Repeat every record below exactly as it appears.

*** TASK DATA

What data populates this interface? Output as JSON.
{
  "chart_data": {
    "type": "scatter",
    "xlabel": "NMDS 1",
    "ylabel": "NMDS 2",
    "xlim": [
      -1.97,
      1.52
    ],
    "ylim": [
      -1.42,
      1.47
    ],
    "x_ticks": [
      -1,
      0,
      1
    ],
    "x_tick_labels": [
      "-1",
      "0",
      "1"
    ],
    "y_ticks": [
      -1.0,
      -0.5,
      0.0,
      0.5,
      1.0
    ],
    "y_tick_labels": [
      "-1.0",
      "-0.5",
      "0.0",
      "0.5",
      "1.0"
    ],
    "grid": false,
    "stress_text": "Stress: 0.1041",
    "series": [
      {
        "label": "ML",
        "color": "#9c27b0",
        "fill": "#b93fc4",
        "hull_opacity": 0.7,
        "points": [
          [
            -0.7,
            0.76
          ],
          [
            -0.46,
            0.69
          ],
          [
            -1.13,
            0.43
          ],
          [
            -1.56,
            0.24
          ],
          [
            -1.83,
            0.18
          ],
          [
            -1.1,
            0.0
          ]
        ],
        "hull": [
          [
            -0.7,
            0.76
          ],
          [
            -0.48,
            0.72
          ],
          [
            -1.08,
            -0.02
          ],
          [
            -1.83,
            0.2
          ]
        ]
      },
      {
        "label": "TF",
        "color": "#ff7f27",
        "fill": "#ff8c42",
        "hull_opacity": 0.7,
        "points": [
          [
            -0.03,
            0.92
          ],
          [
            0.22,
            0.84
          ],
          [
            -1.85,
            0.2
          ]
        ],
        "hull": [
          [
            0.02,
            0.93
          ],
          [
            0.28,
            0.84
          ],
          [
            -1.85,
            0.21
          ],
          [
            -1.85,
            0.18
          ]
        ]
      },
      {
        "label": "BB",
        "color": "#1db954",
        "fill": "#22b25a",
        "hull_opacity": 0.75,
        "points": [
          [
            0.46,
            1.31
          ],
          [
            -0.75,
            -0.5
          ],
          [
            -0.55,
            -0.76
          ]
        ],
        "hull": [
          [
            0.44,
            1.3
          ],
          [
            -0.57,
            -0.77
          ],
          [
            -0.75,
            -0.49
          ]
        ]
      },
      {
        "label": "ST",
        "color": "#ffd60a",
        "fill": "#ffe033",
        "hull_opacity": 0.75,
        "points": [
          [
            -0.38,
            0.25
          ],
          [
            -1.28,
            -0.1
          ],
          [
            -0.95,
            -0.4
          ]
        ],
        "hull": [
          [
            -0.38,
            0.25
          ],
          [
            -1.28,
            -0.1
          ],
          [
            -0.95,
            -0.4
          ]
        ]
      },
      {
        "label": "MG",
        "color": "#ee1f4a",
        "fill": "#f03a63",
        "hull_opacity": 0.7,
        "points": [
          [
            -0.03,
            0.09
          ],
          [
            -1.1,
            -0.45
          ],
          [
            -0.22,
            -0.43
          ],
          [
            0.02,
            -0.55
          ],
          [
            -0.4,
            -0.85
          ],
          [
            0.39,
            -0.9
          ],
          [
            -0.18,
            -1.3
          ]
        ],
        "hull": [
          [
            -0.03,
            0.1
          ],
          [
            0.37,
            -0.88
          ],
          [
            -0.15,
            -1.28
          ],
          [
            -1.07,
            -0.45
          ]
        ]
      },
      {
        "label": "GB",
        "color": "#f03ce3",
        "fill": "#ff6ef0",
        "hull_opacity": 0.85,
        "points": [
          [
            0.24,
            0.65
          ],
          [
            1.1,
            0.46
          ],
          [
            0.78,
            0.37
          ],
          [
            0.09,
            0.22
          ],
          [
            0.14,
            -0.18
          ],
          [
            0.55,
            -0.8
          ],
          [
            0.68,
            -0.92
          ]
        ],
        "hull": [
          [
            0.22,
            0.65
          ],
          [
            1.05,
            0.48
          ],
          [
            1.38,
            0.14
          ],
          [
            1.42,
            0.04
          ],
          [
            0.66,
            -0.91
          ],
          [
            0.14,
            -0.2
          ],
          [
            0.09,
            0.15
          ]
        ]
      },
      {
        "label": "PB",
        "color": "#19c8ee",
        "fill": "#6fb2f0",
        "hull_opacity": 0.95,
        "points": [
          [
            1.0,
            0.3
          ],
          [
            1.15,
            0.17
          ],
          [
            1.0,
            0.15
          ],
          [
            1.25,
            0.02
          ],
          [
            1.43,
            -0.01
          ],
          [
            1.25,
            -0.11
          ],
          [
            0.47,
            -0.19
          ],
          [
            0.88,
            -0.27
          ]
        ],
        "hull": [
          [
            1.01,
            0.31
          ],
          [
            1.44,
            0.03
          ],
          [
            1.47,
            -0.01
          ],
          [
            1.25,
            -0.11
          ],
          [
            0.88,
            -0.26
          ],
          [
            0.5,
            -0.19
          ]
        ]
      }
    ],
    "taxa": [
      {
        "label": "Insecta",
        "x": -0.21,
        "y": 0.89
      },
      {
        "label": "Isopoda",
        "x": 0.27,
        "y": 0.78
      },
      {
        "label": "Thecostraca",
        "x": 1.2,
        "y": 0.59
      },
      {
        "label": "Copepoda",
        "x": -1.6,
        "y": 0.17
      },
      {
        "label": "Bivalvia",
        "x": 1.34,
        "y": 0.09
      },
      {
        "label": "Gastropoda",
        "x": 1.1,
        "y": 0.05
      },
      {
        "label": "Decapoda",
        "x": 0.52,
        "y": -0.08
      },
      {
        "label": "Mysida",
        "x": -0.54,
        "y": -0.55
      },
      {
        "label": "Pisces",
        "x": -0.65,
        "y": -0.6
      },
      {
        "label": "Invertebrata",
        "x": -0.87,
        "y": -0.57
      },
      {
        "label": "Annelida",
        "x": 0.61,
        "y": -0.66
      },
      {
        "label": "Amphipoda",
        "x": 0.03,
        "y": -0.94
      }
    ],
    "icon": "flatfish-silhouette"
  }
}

******

• **RIGHT ANSWER**:
What data populates this interface? Output as JSON.
{
  "chart_data": {
    "type": "scatter",
    "xlabel": "NMDS 1",
    "ylabel": "NMDS 2",
    "xlim": [
      -1.97,
      1.52
    ],
    "ylim": [
      -1.42,
      1.47
    ],
    "x_ticks": [
      -1,
      0,
      1
    ],
    "x_tick_labels": [
      "-1",
      "0",
      "1"
    ],
    "y_ticks": [
      -1.0,
      -0.5,
      0.0,
      0.5,
      1.0
    ],
    "y_tick_labels": [
      "-1.0",
      "-0.5",
      "0.0",
      "0.5",
      "1.0"
    ],
    "grid": false,
    "stress_text": "Stress: 0.1041",
    "series": [
      {
        "label": "ML",
        "color": "#9c27b0",
        "fill": "#b93fc4",
        "hull_opacity": 0.7,
        "points": [
          [
            -0.7,
            0.76
          ],
          [
            -0.46,
            0.69
          ],
          [
            -1.13,
            0.43
          ],
          [
            -1.56,
            0.24
          ],
          [
            -1.83,
            0.18
          ],
          [
            -1.1,
            0.0
          ]
        ],
        "hull": [
          [
            -0.7,
            0.76
          ],
          [
            -0.48,
            0.72
          ],
          [
            -1.08,
            -0.02
          ],
          [
            -1.83,
            0.2
          ]
        ]
      },
      {
        "label": "TF",
        "color": "#ff7f27",
        "fill": "#ff8c42",
        "hull_opacity": 0.7,
        "points": [
          [
            -0.03,
            0.92
          ],
          [
            0.22,
            0.84
          ],
          [
            -1.85,
            0.2
          ]
        ],
        "hull": [
          [
            0.02,
            0.93
          ],
          [
            0.28,
            0.84
          ],
          [
            -1.85,
            0.21
          ],
          [
            -1.85,
            0.18
          ]
        ]
      },
      {
        "label": "BB",
        "color": "#1db954",
        "fill": "#22b25a",
        "hull_opacity": 0.75,
        "points": [
          [
            0.46,
            1.31
          ],
          [
            -0.75,
            -0.5
          ],
          [
            -0.55,
            -0.76
          ]
        ],
        "hull": [
          [
            0.44,
            1.3
          ],
          [
            -0.57,
            -0.77
          ],
          [
            -0.75,
            -0.49
          ]
        ]
      },
      {
        "label": "ST",
        "color": "#ffd60a",
        "fill": "#ffe033",
        "hull_opacity": 0.75,
        "points": [
          [
            -0.38,
            0.25
          ],
          [
            -1.28,
            -0.1
          ],
          [
            -0.95,
            -0.4
          ]
        ],
        "hull": [
          [
            -0.38,
            0.25
          ],
          [
            -1.28,
            -0.1
          ],
          [
            -0.95,
            -0.4
          ]
        ]
      },
      {
        "label": "MG",
        "color": "#ee1f4a",
        "fill": "#f03a63",
        "hull_opacity": 0.7,
        "points": [
          [
            -0.03,
            0.09
          ],
          [
            -1.1,
            -0.45
          ],
          [
            -0.22,
            -0.43
          ],
          [
            0.02,
            -0.55
          ],
          [
            -0.4,
            -0.85
          ],
          [
            0.39,
            -0.9
          ],
          [
            -0.18,
            -1.3
          ]
        ],
        "hull": [
          [
            -0.03,
            0.1
          ],
          [
            0.37,
            -0.88
          ],
          [
            -0.15,
            -1.28
          ],
          [
            -1.07,
            -0.45
          ]
        ]
      },
      {
        "label": "GB",
        "color": "#f03ce3",
        "fill": "#ff6ef0",
        "hull_opacity": 0.85,
        "points": [
          [
            0.24,
            0.65
          ],
          [
            1.1,
            0.46
          ],
          [
            0.78,
            0.37
          ],
          [
            0.09,
            0.22
          ],
          [
            0.14,
            -0.18
          ],
          [
            0.55,
            -0.8
          ],
          [
            0.68,
            -0.92
          ]
        ],
        "hull": [
          [
            0.22,
            0.65
          ],
          [
            1.05,
            0.48
          ],
          [
            1.38,
            0.14
          ],
          [
            1.42,
            0.04
          ],
          [
            0.66,
            -0.91
          ],
          [
            0.14,
            -0.2
          ],
          [
            0.09,
            0.15
          ]
        ]
      },
      {
        "label": "PB",
        "color": "#19c8ee",
        "fill": "#6fb2f0",
        "hull_opacity": 0.95,
        "points": [
          [
            1.0,
            0.3
          ],
          [
            1.15,
            0.17
          ],
          [
            1.0,
            0.15
          ],
          [
            1.25,
            0.02
          ],
          [
            1.43,
            -0.01
          ],
          [
            1.25,
            -0.11
          ],
          [
            0.47,
            -0.19
          ],
          [
            0.88,
            -0.27
          ]
        ],
        "hull": [
          [
            1.01,
            0.31
          ],
          [
            1.44,
            0.03
          ],
          [
            1.47,
            -0.01
          ],
          [
            1.25,
            -0.11
          ],
          [
            0.88,
            -0.26
          ],
          [
            0.5,
            -0.19
          ]
        ]
      }
    ],
    "taxa": [
      {
        "label": "Insecta",
        "x": -0.21,
        "y": 0.89
      },
      {
        "label": "Isopoda",
        "x": 0.27,
        "y": 0.78
      },
      {
        "label": "Thecostraca",
        "x": 1.2,
        "y": 0.59
      },
      {
        "label": "Copepoda",
        "x": -1.6,
        "y": 0.17
      },
      {
        "label": "Bivalvia",
        "x": 1.34,
        "y": 0.09
      },
      {
        "label": "Gastropoda",
        "x": 1.1,
        "y": 0.05
      },
      {
        "label": "Decapoda",
        "x": 0.52,
        "y": -0.08
      },
      {
        "label": "Mysida",
        "x": -0.54,
        "y": -0.55
      },
      {
        "label": "Pisces",
        "x": -0.65,
        "y": -0.6
      },
      {
        "label": "Invertebrata",
        "x": -0.87,
        "y": -0.57
      },
      {
        "label": "Annelida",
        "x": 0.61,
        "y": -0.66
      },
      {
        "label": "Amphipoda",
        "x": 0.03,
        "y": -0.94
      }
    ],
    "icon": "flatfish-silhouette"
  }
}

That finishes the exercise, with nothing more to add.